::: Extracted entries :::
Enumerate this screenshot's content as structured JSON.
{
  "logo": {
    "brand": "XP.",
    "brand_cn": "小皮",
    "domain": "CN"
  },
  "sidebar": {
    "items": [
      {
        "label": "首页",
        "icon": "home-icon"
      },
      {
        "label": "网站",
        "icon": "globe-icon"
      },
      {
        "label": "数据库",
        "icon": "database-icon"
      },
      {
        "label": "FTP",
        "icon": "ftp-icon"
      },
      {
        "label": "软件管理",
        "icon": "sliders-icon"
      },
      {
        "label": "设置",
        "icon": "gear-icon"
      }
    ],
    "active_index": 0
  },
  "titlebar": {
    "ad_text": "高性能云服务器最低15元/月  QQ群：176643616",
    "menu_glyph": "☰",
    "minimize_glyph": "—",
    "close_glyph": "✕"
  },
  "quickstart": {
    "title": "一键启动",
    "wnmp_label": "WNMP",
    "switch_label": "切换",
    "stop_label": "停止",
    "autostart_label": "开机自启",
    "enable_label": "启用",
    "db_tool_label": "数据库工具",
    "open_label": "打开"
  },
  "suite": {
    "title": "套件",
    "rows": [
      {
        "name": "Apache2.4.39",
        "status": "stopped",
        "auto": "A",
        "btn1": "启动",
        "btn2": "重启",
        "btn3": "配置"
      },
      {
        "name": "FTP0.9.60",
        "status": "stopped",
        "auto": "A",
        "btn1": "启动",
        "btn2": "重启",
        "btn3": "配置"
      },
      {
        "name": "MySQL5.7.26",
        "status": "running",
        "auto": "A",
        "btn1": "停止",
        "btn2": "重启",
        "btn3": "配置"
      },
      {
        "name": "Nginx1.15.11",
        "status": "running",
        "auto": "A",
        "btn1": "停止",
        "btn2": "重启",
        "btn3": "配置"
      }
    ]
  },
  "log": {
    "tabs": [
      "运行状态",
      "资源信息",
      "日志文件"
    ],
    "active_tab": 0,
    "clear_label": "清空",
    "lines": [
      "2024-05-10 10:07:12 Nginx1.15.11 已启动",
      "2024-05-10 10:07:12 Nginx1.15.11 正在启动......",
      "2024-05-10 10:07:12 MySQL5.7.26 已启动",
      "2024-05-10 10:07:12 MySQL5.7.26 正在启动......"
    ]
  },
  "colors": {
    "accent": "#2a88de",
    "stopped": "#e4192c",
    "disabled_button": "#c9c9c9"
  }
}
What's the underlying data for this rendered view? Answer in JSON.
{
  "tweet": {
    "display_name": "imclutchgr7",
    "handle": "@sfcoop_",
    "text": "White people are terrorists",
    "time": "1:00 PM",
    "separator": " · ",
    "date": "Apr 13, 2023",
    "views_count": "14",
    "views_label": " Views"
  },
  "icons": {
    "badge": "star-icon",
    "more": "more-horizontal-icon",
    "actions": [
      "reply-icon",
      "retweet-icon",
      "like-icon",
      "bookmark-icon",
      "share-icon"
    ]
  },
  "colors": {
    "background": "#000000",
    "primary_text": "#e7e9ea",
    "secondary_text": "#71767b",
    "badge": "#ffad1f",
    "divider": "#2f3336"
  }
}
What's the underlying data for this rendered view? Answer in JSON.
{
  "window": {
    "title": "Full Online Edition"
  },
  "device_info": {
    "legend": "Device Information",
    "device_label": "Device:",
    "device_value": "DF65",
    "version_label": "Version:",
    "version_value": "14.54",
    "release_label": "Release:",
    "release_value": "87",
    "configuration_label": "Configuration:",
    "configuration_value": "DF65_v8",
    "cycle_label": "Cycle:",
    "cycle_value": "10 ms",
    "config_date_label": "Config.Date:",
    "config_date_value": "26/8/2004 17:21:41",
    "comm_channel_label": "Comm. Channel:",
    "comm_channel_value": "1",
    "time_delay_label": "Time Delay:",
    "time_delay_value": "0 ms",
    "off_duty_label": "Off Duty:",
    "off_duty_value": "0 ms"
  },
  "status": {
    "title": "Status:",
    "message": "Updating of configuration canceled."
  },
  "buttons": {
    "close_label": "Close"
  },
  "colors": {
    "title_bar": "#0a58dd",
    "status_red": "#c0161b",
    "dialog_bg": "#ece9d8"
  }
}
:::
### Stated goal
Quote all the records exactly, please, leaving none out.

### The result
Enumerate this screenshot's content as structured JSON.
{
  "logo": {
    "brand": "XP.",
    "brand_cn": "小皮",
    "domain": "CN"
  },
  "sidebar": {
    "items": [
      {
        "label": "首页",
        "icon": "home-icon"
      },
      {
        "label": "网站",
        "icon": "globe-icon"
      },
      {
        "label": "数据库",
        "icon": "database-icon"
      },
      {
        "label": "FTP",
        "icon": "ftp-icon"
      },
      {
        "label": "软件管理",
        "icon": "sliders-icon"
      },
      {
        "label": "设置",
        "icon": "gear-icon"
      }
    ],
    "active_index": 0
  },
  "titlebar": {
    "ad_text": "高性能云服务器最低15元/月  QQ群：176643616",
    "menu_glyph": "☰",
    "minimize_glyph": "—",
    "close_glyph": "✕"
  },
  "quickstart": {
    "title": "一键启动",
    "wnmp_label": "WNMP",
    "switch_label": "切换",
    "stop_label": "停止",
    "autostart_label": "开机自启",
    "enable_label": "启用",
    "db_tool_label": "数据库工具",
    "open_label": "打开"
  },
  "suite": {
    "title": "套件",
    "rows": [
      {
        "name": "Apache2.4.39",
        "status": "stopped",
        "auto": "A",
        "btn1": "启动",
        "btn2": "重启",
        "btn3": "配置"
      },
      {
        "name": "FTP0.9.60",
        "status": "stopped",
        "auto": "A",
        "btn1": "启动",
        "btn2": "重启",
        "btn3": "配置"
      },
      {
        "name": "MySQL5.7.26",
        "status": "running",
        "auto": "A",
        "btn1": "停止",
        "btn2": "重启",
        "btn3": "配置"
      },
      {
        "name": "Nginx1.15.11",
        "status": "running",
        "auto": "A",
        "btn1": "停止",
        "btn2": "重启",
        "btn3": "配置"
      }
    ]
  },
  "log": {
    "tabs": [
      "运行状态",
      "资源信息",
      "日志文件"
    ],
    "active_tab": 0,
    "clear_label": "清空",
    "lines": [
      "2024-05-10 10:07:12 Nginx1.15.11 已启动",
      "2024-05-10 10:07:12 Nginx1.15.11 正在启动......",
      "2024-05-10 10:07:12 MySQL5.7.26 已启动",
      "2024-05-10 10:07:12 MySQL5.7.26 正在启动......"
    ]
  },
  "colors": {
    "accent": "#2a88de",
    "stopped": "#e4192c",
    "disabled_button": "#c9c9c9"
  }
}
What's the underlying data for this rendered view? Answer in JSON.
{
  "tweet": {
    "display_name": "imclutchgr7",
    "handle": "@sfcoop_",
    "text": "White people are terrorists",
    "time": "1:00 PM",
    "separator": " · ",
    "date": "Apr 13, 2023",
    "views_count": "14",
    "views_label": " Views"
  },
  "icons": {
    "badge": "star-icon",
    "more": "more-horizontal-icon",
    "actions": [
      "reply-icon",
      "retweet-icon",
      "like-icon",
      "bookmark-icon",
      "share-icon"
    ]
  },
  "colors": {
    "background": "#000000",
    "primary_text": "#e7e9ea",
    "secondary_text": "#71767b",
    "badge": "#ffad1f",
    "divider": "#2f3336"
  }
}
What's the underlying data for this rendered view? Answer in JSON.
{
  "window": {
    "title": "Full Online Edition"
  },
  "device_info": {
    "legend": "Device Information",
    "device_label": "Device:",
    "device_value": "DF65",
    "version_label": "Version:",
    "version_value": "14.54",
    "release_label": "Release:",
    "release_value": "87",
    "configuration_label": "Configuration:",
    "configuration_value": "DF65_v8",
    "cycle_label": "Cycle:",
    "cycle_value": "10 ms",
    "config_date_label": "Config.Date:",
    "config_date_value": "26/8/2004 17:21:41",
    "comm_channel_label": "Comm. Channel:",
    "comm_channel_value": "1",
    "time_delay_label": "Time Delay:",
    "time_delay_value": "0 ms",
    "off_duty_label": "Off Duty:",
    "off_duty_value": "0 ms"
  },
  "status": {
    "title": "Status:",
    "message": "Updating of configuration canceled."
  },
  "buttons": {
    "close_label": "Close"
  },
  "colors": {
    "title_bar": "#0a58dd",
    "status_red": "#c0161b",
    "dialog_bg": "#ece9d8"
  }
}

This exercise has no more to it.